GIVEN RECORDS
- - -

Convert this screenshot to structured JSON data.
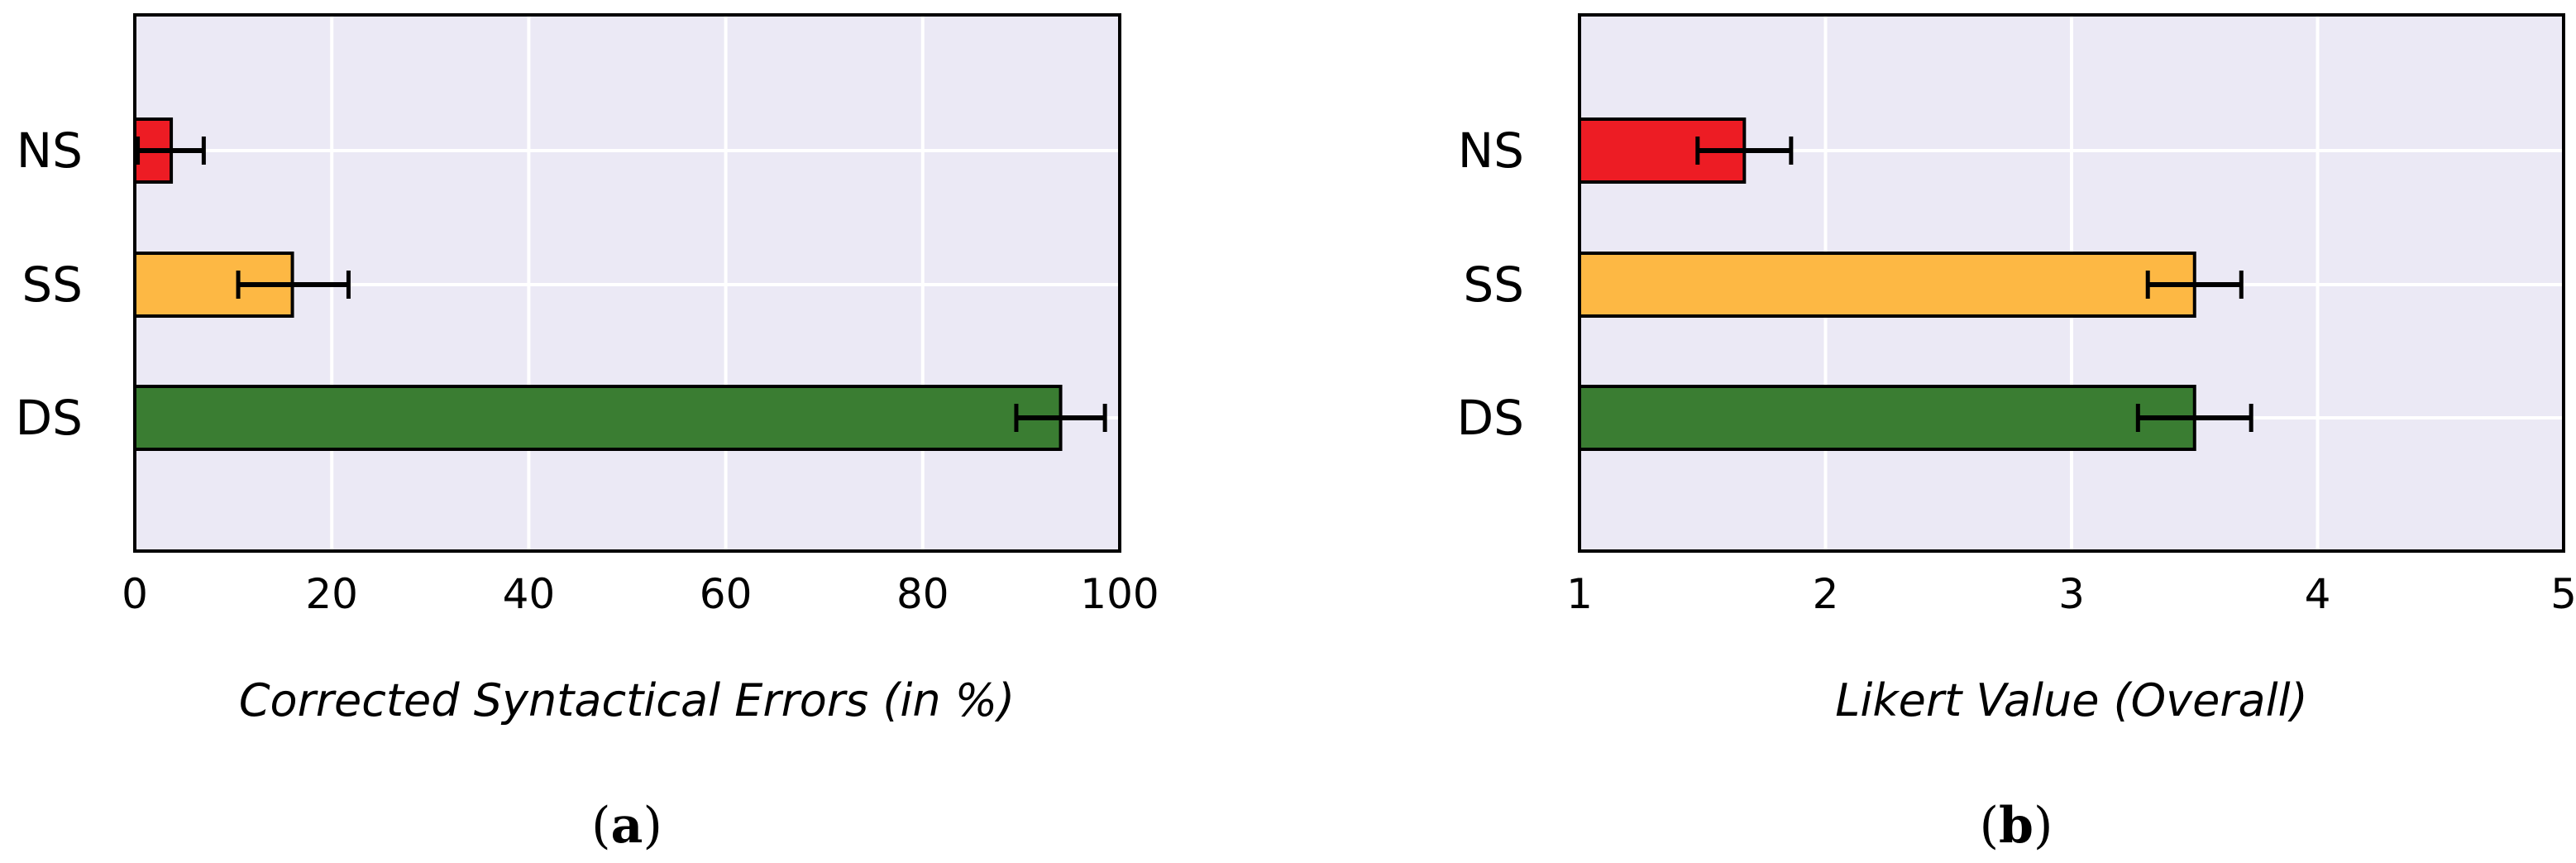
{
  "chart_data": [
    {
      "type": "bar",
      "orientation": "horizontal",
      "categories": [
        "NS",
        "SS",
        "DS"
      ],
      "values": [
        3.7,
        16,
        94
      ],
      "errors": [
        [
          0.3,
          7.0
        ],
        [
          10.5,
          21.7
        ],
        [
          89.5,
          98.5
        ]
      ],
      "colors": [
        "#ed1c24",
        "#fdb844",
        "#3a7d32"
      ],
      "xlabel": "Corrected Syntactical Errors (in %)",
      "xlim": [
        0,
        100
      ],
      "xticks": [
        "0",
        "20",
        "40",
        "60",
        "80",
        "100"
      ],
      "xtick_values": [
        0,
        20,
        40,
        60,
        80,
        100
      ],
      "grid": true,
      "caption": "(a)",
      "caption_open": "(",
      "caption_letter": "a",
      "caption_close": ")"
    },
    {
      "type": "bar",
      "orientation": "horizontal",
      "categories": [
        "NS",
        "SS",
        "DS"
      ],
      "values": [
        1.67,
        3.5,
        3.5
      ],
      "errors": [
        [
          1.48,
          1.86
        ],
        [
          3.31,
          3.69
        ],
        [
          3.27,
          3.73
        ]
      ],
      "colors": [
        "#ed1c24",
        "#fdb844",
        "#3a7d32"
      ],
      "xlabel": "Likert Value (Overall)",
      "xlim": [
        1,
        5
      ],
      "xticks": [
        "1",
        "2",
        "3",
        "4",
        "5"
      ],
      "xtick_values": [
        1,
        2,
        3,
        4,
        5
      ],
      "grid": true,
      "caption": "(b)",
      "caption_open": "(",
      "caption_letter": "b",
      "caption_close": ")"
    }
  ],
  "colors": {
    "plot_background": "#ebe9f5",
    "grid": "#ffffff",
    "error_bar": "#000000"
  }
}
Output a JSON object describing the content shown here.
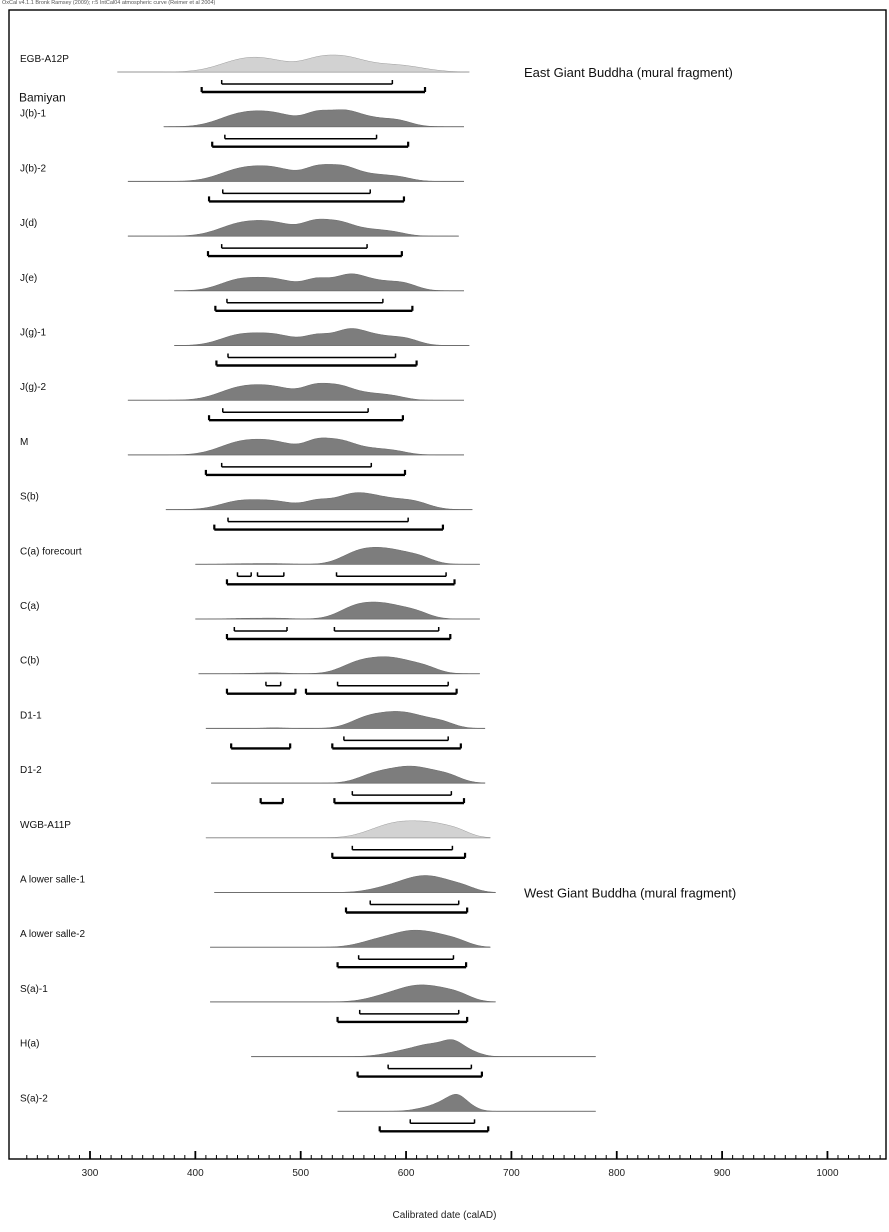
{
  "header": {
    "meta": "OxCal v4.1.1 Bronk Ramsey (2009); r:5 IntCal04 atmospheric curve (Reimer et al 2004)"
  },
  "chart_data": {
    "type": "area",
    "xlabel": "Calibrated date (calAD)",
    "xlim": [
      230,
      1055
    ],
    "xticks": [
      300,
      400,
      500,
      600,
      700,
      800,
      900,
      1000
    ],
    "colors": {
      "dark": "#7d7d7d",
      "light": "#d2d2d2",
      "line": "#000000",
      "baseline": "#8a8a8a"
    },
    "groups": [
      {
        "label": "Bamiyan",
        "before": 1
      }
    ],
    "annotations": [
      {
        "text": "East Giant Buddha (mural fragment)",
        "row": 0
      },
      {
        "text": "West Giant Buddha (mural fragment)",
        "row": 15
      }
    ],
    "samples": [
      {
        "name": "EGB-A12P",
        "shade": "light",
        "range": [
          326,
          660
        ],
        "peaks": [
          [
            440,
            0.55,
            22
          ],
          [
            470,
            0.75,
            25
          ],
          [
            515,
            0.6,
            15
          ],
          [
            540,
            0.85,
            18
          ],
          [
            575,
            0.45,
            25
          ],
          [
            605,
            0.2,
            20
          ]
        ],
        "r68": [
          [
            425,
            587
          ]
        ],
        "r95": [
          [
            406,
            618
          ]
        ]
      },
      {
        "name": "J(b)-1",
        "shade": "dark",
        "range": [
          370,
          655
        ],
        "peaks": [
          [
            440,
            0.65,
            20
          ],
          [
            475,
            0.8,
            22
          ],
          [
            515,
            0.65,
            12
          ],
          [
            540,
            0.85,
            15
          ],
          [
            570,
            0.5,
            20
          ],
          [
            595,
            0.2,
            12
          ]
        ],
        "r68": [
          [
            428,
            572
          ]
        ],
        "r95": [
          [
            416,
            602
          ]
        ]
      },
      {
        "name": "J(b)-2",
        "shade": "dark",
        "range": [
          336,
          655
        ],
        "peaks": [
          [
            440,
            0.65,
            20
          ],
          [
            475,
            0.85,
            22
          ],
          [
            515,
            0.7,
            12
          ],
          [
            538,
            0.85,
            14
          ],
          [
            568,
            0.45,
            20
          ],
          [
            595,
            0.15,
            12
          ]
        ],
        "r68": [
          [
            426,
            566
          ]
        ],
        "r95": [
          [
            413,
            598
          ]
        ]
      },
      {
        "name": "J(d)",
        "shade": "dark",
        "range": [
          336,
          650
        ],
        "peaks": [
          [
            440,
            0.7,
            20
          ],
          [
            475,
            0.88,
            22
          ],
          [
            513,
            0.72,
            12
          ],
          [
            535,
            0.85,
            14
          ],
          [
            565,
            0.45,
            18
          ],
          [
            590,
            0.15,
            12
          ]
        ],
        "r68": [
          [
            425,
            563
          ]
        ],
        "r95": [
          [
            412,
            596
          ]
        ]
      },
      {
        "name": "J(e)",
        "shade": "dark",
        "range": [
          380,
          655
        ],
        "peaks": [
          [
            440,
            0.6,
            18
          ],
          [
            475,
            0.7,
            20
          ],
          [
            515,
            0.6,
            12
          ],
          [
            545,
            0.85,
            15
          ],
          [
            575,
            0.55,
            20
          ],
          [
            600,
            0.25,
            12
          ]
        ],
        "r68": [
          [
            430,
            578
          ]
        ],
        "r95": [
          [
            419,
            606
          ]
        ]
      },
      {
        "name": "J(g)-1",
        "shade": "dark",
        "range": [
          380,
          660
        ],
        "peaks": [
          [
            440,
            0.6,
            18
          ],
          [
            475,
            0.7,
            20
          ],
          [
            515,
            0.55,
            12
          ],
          [
            545,
            0.9,
            15
          ],
          [
            575,
            0.6,
            20
          ],
          [
            602,
            0.25,
            12
          ]
        ],
        "r68": [
          [
            431,
            590
          ]
        ],
        "r95": [
          [
            420,
            610
          ]
        ]
      },
      {
        "name": "J(g)-2",
        "shade": "dark",
        "range": [
          336,
          655
        ],
        "peaks": [
          [
            440,
            0.7,
            20
          ],
          [
            475,
            0.85,
            22
          ],
          [
            513,
            0.7,
            12
          ],
          [
            535,
            0.85,
            14
          ],
          [
            565,
            0.45,
            18
          ],
          [
            590,
            0.15,
            12
          ]
        ],
        "r68": [
          [
            426,
            564
          ]
        ],
        "r95": [
          [
            413,
            597
          ]
        ]
      },
      {
        "name": "M",
        "shade": "dark",
        "range": [
          336,
          655
        ],
        "peaks": [
          [
            440,
            0.75,
            20
          ],
          [
            475,
            0.9,
            22
          ],
          [
            515,
            0.78,
            12
          ],
          [
            537,
            0.88,
            14
          ],
          [
            567,
            0.45,
            18
          ],
          [
            592,
            0.15,
            12
          ]
        ],
        "r68": [
          [
            425,
            567
          ]
        ],
        "r95": [
          [
            410,
            599
          ]
        ]
      },
      {
        "name": "S(b)",
        "shade": "dark",
        "range": [
          372,
          663
        ],
        "peaks": [
          [
            440,
            0.55,
            18
          ],
          [
            475,
            0.6,
            20
          ],
          [
            515,
            0.5,
            12
          ],
          [
            548,
            0.95,
            18
          ],
          [
            580,
            0.75,
            22
          ],
          [
            610,
            0.35,
            14
          ]
        ],
        "r68": [
          [
            431,
            602
          ]
        ],
        "r95": [
          [
            418,
            635
          ]
        ]
      },
      {
        "name": "C(a) forecourt",
        "shade": "dark",
        "range": [
          400,
          670
        ],
        "peaks": [
          [
            445,
            0.05,
            15
          ],
          [
            475,
            0.06,
            15
          ],
          [
            550,
            0.55,
            15
          ],
          [
            570,
            0.95,
            18
          ],
          [
            595,
            0.75,
            18
          ],
          [
            615,
            0.3,
            12
          ]
        ],
        "r68": [
          [
            440,
            453
          ],
          [
            459,
            484
          ],
          [
            534,
            638
          ]
        ],
        "r95": [
          [
            430,
            646
          ]
        ]
      },
      {
        "name": "C(a)",
        "shade": "dark",
        "range": [
          400,
          670
        ],
        "peaks": [
          [
            445,
            0.05,
            15
          ],
          [
            475,
            0.07,
            15
          ],
          [
            548,
            0.6,
            15
          ],
          [
            568,
            0.95,
            18
          ],
          [
            592,
            0.75,
            18
          ],
          [
            612,
            0.3,
            12
          ]
        ],
        "r68": [
          [
            437,
            487
          ],
          [
            532,
            631
          ]
        ],
        "r95": [
          [
            430,
            642
          ]
        ]
      },
      {
        "name": "C(b)",
        "shade": "dark",
        "range": [
          403,
          670
        ],
        "peaks": [
          [
            460,
            0.04,
            12
          ],
          [
            478,
            0.06,
            10
          ],
          [
            550,
            0.55,
            15
          ],
          [
            573,
            0.95,
            18
          ],
          [
            598,
            0.8,
            18
          ],
          [
            620,
            0.3,
            12
          ]
        ],
        "r68": [
          [
            467,
            481
          ],
          [
            535,
            640
          ]
        ],
        "r95": [
          [
            430,
            495
          ],
          [
            505,
            648
          ]
        ]
      },
      {
        "name": "D1-1",
        "shade": "dark",
        "range": [
          410,
          675
        ],
        "peaks": [
          [
            475,
            0.05,
            10
          ],
          [
            560,
            0.6,
            15
          ],
          [
            585,
            0.95,
            18
          ],
          [
            610,
            0.75,
            18
          ],
          [
            635,
            0.35,
            12
          ]
        ],
        "r68": [
          [
            541,
            640
          ]
        ],
        "r95": [
          [
            434,
            490
          ],
          [
            530,
            652
          ]
        ]
      },
      {
        "name": "D1-2",
        "shade": "dark",
        "range": [
          415,
          675
        ],
        "peaks": [
          [
            568,
            0.55,
            15
          ],
          [
            595,
            0.95,
            18
          ],
          [
            620,
            0.8,
            18
          ],
          [
            642,
            0.35,
            12
          ]
        ],
        "r68": [
          [
            549,
            643
          ]
        ],
        "r95": [
          [
            462,
            483
          ],
          [
            532,
            655
          ]
        ]
      },
      {
        "name": "WGB-A11P",
        "shade": "light",
        "range": [
          410,
          680
        ],
        "peaks": [
          [
            575,
            0.55,
            18
          ],
          [
            600,
            0.95,
            18
          ],
          [
            628,
            0.85,
            16
          ],
          [
            650,
            0.4,
            12
          ]
        ],
        "r68": [
          [
            549,
            644
          ]
        ],
        "r95": [
          [
            530,
            656
          ]
        ]
      },
      {
        "name": "A lower salle-1",
        "shade": "dark",
        "range": [
          418,
          685
        ],
        "peaks": [
          [
            585,
            0.5,
            18
          ],
          [
            610,
            0.95,
            16
          ],
          [
            632,
            0.95,
            16
          ],
          [
            655,
            0.4,
            12
          ]
        ],
        "r68": [
          [
            566,
            650
          ]
        ],
        "r95": [
          [
            543,
            658
          ]
        ]
      },
      {
        "name": "A lower salle-2",
        "shade": "dark",
        "range": [
          414,
          680
        ],
        "peaks": [
          [
            575,
            0.6,
            18
          ],
          [
            603,
            0.95,
            16
          ],
          [
            628,
            0.85,
            16
          ],
          [
            650,
            0.35,
            12
          ]
        ],
        "r68": [
          [
            555,
            645
          ]
        ],
        "r95": [
          [
            535,
            657
          ]
        ]
      },
      {
        "name": "S(a)-1",
        "shade": "dark",
        "range": [
          414,
          685
        ],
        "peaks": [
          [
            583,
            0.55,
            18
          ],
          [
            608,
            0.95,
            16
          ],
          [
            632,
            0.9,
            16
          ],
          [
            652,
            0.4,
            12
          ]
        ],
        "r68": [
          [
            556,
            650
          ]
        ],
        "r95": [
          [
            535,
            658
          ]
        ]
      },
      {
        "name": "H(a)",
        "shade": "dark",
        "range": [
          453,
          780
        ],
        "peaks": [
          [
            600,
            0.45,
            18
          ],
          [
            625,
            0.75,
            14
          ],
          [
            645,
            0.95,
            10
          ],
          [
            662,
            0.3,
            10
          ]
        ],
        "r68": [
          [
            583,
            662
          ]
        ],
        "r95": [
          [
            554,
            672
          ]
        ]
      },
      {
        "name": "S(a)-2",
        "shade": "dark",
        "range": [
          535,
          780
        ],
        "peaks": [
          [
            625,
            0.4,
            14
          ],
          [
            640,
            0.7,
            10
          ],
          [
            650,
            0.95,
            8
          ],
          [
            662,
            0.3,
            8
          ]
        ],
        "r68": [
          [
            604,
            665
          ]
        ],
        "r95": [
          [
            575,
            678
          ]
        ]
      }
    ]
  }
}
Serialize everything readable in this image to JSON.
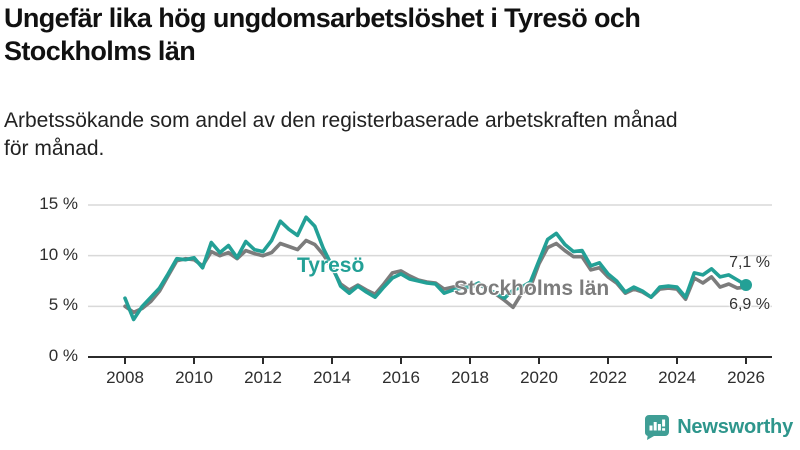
{
  "header": {
    "title": "Ungefär lika hög ungdomsarbetslöshet i Tyresö och Stockholms län",
    "title_lines": [
      "Ungefär lika hög ungdomsarbetslöshet i Tyresö och",
      "Stockholms län"
    ],
    "subtitle_lines": [
      "Arbetssökande som andel av den registerbaserade arbetskraften månad",
      "för månad."
    ]
  },
  "chart_data": {
    "type": "line",
    "title": "Ungefär lika hög ungdomsarbetslöshet i Tyresö och Stockholms län",
    "subtitle": "Arbetssökande som andel av den registerbaserade arbetskraften månad för månad.",
    "xlabel": "",
    "ylabel": "",
    "unit": "%",
    "grid": "horizontal",
    "legend_position": "inline-labels-on-lines",
    "xlim": [
      2007.3,
      2026.8
    ],
    "ylim": [
      0,
      15.9
    ],
    "x": [
      2008.0,
      2008.25,
      2008.5,
      2008.75,
      2009.0,
      2009.25,
      2009.5,
      2009.75,
      2010.0,
      2010.25,
      2010.5,
      2010.75,
      2011.0,
      2011.25,
      2011.5,
      2011.75,
      2012.0,
      2012.25,
      2012.5,
      2012.75,
      2013.0,
      2013.25,
      2013.5,
      2013.75,
      2014.0,
      2014.25,
      2014.5,
      2014.75,
      2015.0,
      2015.25,
      2015.5,
      2015.75,
      2016.0,
      2016.25,
      2016.5,
      2016.75,
      2017.0,
      2017.25,
      2017.5,
      2017.75,
      2018.0,
      2018.25,
      2018.5,
      2018.75,
      2019.0,
      2019.25,
      2019.5,
      2019.75,
      2020.0,
      2020.25,
      2020.5,
      2020.75,
      2021.0,
      2021.25,
      2021.5,
      2021.75,
      2022.0,
      2022.25,
      2022.5,
      2022.75,
      2023.0,
      2023.25,
      2023.5,
      2023.75,
      2024.0,
      2024.25,
      2024.5,
      2024.75,
      2025.0,
      2025.25,
      2025.5,
      2025.75,
      2026.0
    ],
    "series": [
      {
        "name": "Tyresö",
        "color": "#23a096",
        "end_label": "7,1 %",
        "end_value": 7.1,
        "values": [
          5.8,
          3.7,
          5.0,
          5.9,
          6.8,
          8.2,
          9.7,
          9.6,
          9.8,
          8.8,
          11.3,
          10.3,
          11.0,
          9.8,
          11.4,
          10.6,
          10.4,
          11.5,
          13.4,
          12.6,
          12.0,
          13.8,
          12.9,
          10.7,
          9.0,
          7.0,
          6.3,
          7.0,
          6.4,
          5.9,
          6.9,
          7.8,
          8.2,
          7.7,
          7.5,
          7.3,
          7.2,
          6.3,
          6.6,
          6.8,
          6.9,
          7.3,
          6.7,
          6.3,
          5.8,
          6.6,
          6.9,
          7.4,
          9.5,
          11.6,
          12.2,
          11.1,
          10.4,
          10.5,
          9.0,
          9.3,
          8.2,
          7.5,
          6.4,
          6.9,
          6.5,
          5.9,
          6.9,
          7.0,
          6.9,
          5.9,
          8.3,
          8.1,
          8.7,
          7.9,
          8.1,
          7.6,
          7.1
        ]
      },
      {
        "name": "Stockholms län",
        "color": "#7c7c7c",
        "end_label": "6,9 %",
        "end_value": 6.9,
        "values": [
          5.0,
          4.4,
          4.8,
          5.5,
          6.5,
          8.0,
          9.5,
          9.7,
          9.6,
          9.0,
          10.4,
          10.0,
          10.3,
          9.7,
          10.5,
          10.2,
          10.0,
          10.3,
          11.2,
          10.9,
          10.6,
          11.5,
          11.1,
          10.1,
          8.8,
          7.2,
          6.6,
          7.1,
          6.6,
          6.2,
          7.2,
          8.3,
          8.5,
          8.0,
          7.6,
          7.4,
          7.3,
          6.7,
          6.9,
          7.0,
          7.0,
          7.1,
          6.8,
          6.2,
          5.6,
          4.9,
          6.3,
          6.9,
          9.2,
          10.8,
          11.2,
          10.5,
          9.9,
          9.9,
          8.6,
          8.8,
          7.9,
          7.3,
          6.3,
          6.7,
          6.4,
          5.9,
          6.7,
          6.8,
          6.7,
          5.7,
          7.8,
          7.3,
          7.9,
          6.9,
          7.2,
          6.8,
          6.9
        ]
      }
    ],
    "y_ticks": {
      "values": [
        0,
        5,
        10,
        15
      ],
      "labels": [
        "0 %",
        "5 %",
        "10 %",
        "15 %"
      ]
    },
    "x_ticks": {
      "values": [
        2008,
        2010,
        2012,
        2014,
        2016,
        2018,
        2020,
        2022,
        2024,
        2026
      ],
      "labels": [
        "2008",
        "2010",
        "2012",
        "2014",
        "2016",
        "2018",
        "2020",
        "2022",
        "2024",
        "2026"
      ]
    }
  },
  "colors": {
    "accent_teal": "#23a096",
    "series_gray": "#7c7c7c",
    "gridline": "#d9d9d9",
    "axis": "#2b2b2b",
    "logo_teal": "#3f9e95",
    "brand_text_teal": "#2e968c"
  },
  "footer": {
    "brand": "Newsworthy",
    "logo_icon": "bar-chart-speech-bubble-icon"
  }
}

- - -

TASK TO CARRY OUT
Find the word "Giant" in the entries, and copy every line it shows up in.

EXPECTED ANSWER
        "text": "East Giant Buddha (mural fragment)",
        "text": "West Giant Buddha (mural fragment)",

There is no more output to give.